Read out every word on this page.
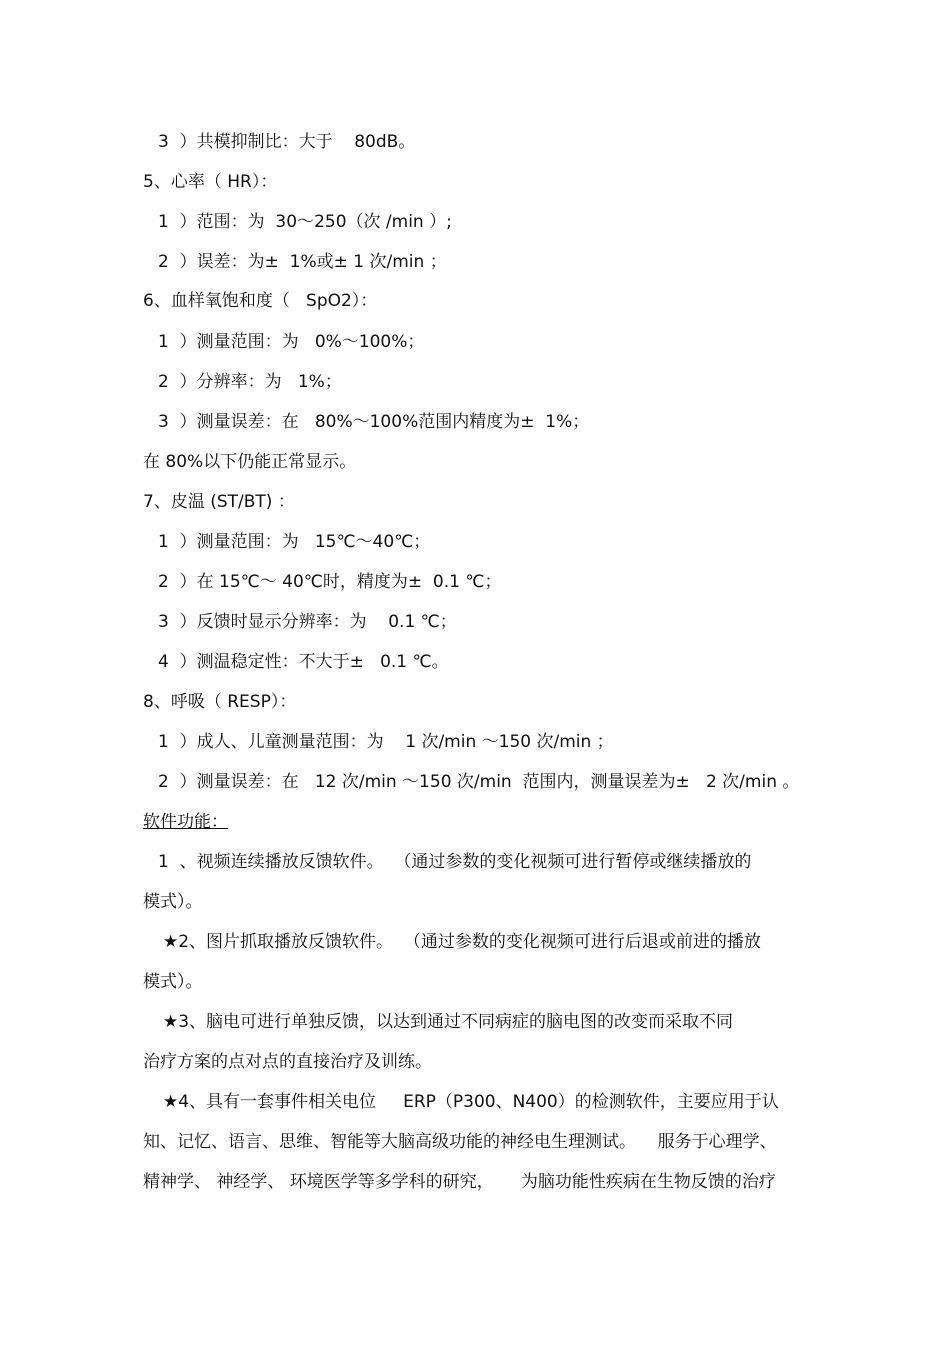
3  ）共模抑制比：大于    80dB。
5、心率（ HR）：
1  ）范围：为  30～250（次 /min ）;
2  ）误差：为±  1%或± 1 次/min ；
6、血样氧饱和度（   SpO2）：
1  ）测量范围：为   0%～100%；
2  ）分辨率：为   1%；
3  ）测量误差：在   80%～100%范围内精度为±  1%；
在 80%以下仍能正常显示。
7、皮温 (ST/BT) ：
1  ）测量范围：为   15℃～40℃；
2  ）在 15℃～ 40℃时，精度为±  0.1 ℃；
3  ）反馈时显示分辨率：为    0.1 ℃；
4  ）测温稳定性：不大于±   0.1 ℃。
8、呼吸（ RESP）：
1  ）成人、儿童测量范围：为    1 次/min ～150 次/min ；
2  ）测量误差：在   12 次/min ～150 次/min  范围内，测量误差为±   2 次/min 。
软件功能：
1  、视频连续播放反馈软件。  （通过参数的变化视频可进行暂停或继续播放的
模式）。
★2、图片抓取播放反馈软件。  （通过参数的变化视频可进行后退或前进的播放
模式）。
★3、脑电可进行单独反馈，以达到通过不同病症的脑电图的改变而采取不同
治疗方案的点对点的直接治疗及训练。
★4、具有一套事件相关电位     ERP（P300、N400）的检测软件，主要应用于认
知、记忆、语言、思维、智能等大脑高级功能的神经电生理测试。    服务于心理学、
精神学、 神经学、 环境医学等多学科的研究，     为脑功能性疾病在生物反馈的治疗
-*-
▶ Task details:
Above are some records. Count the lines among them with the word "测量误差", and answer with the number only.

▶ Output of the task:
2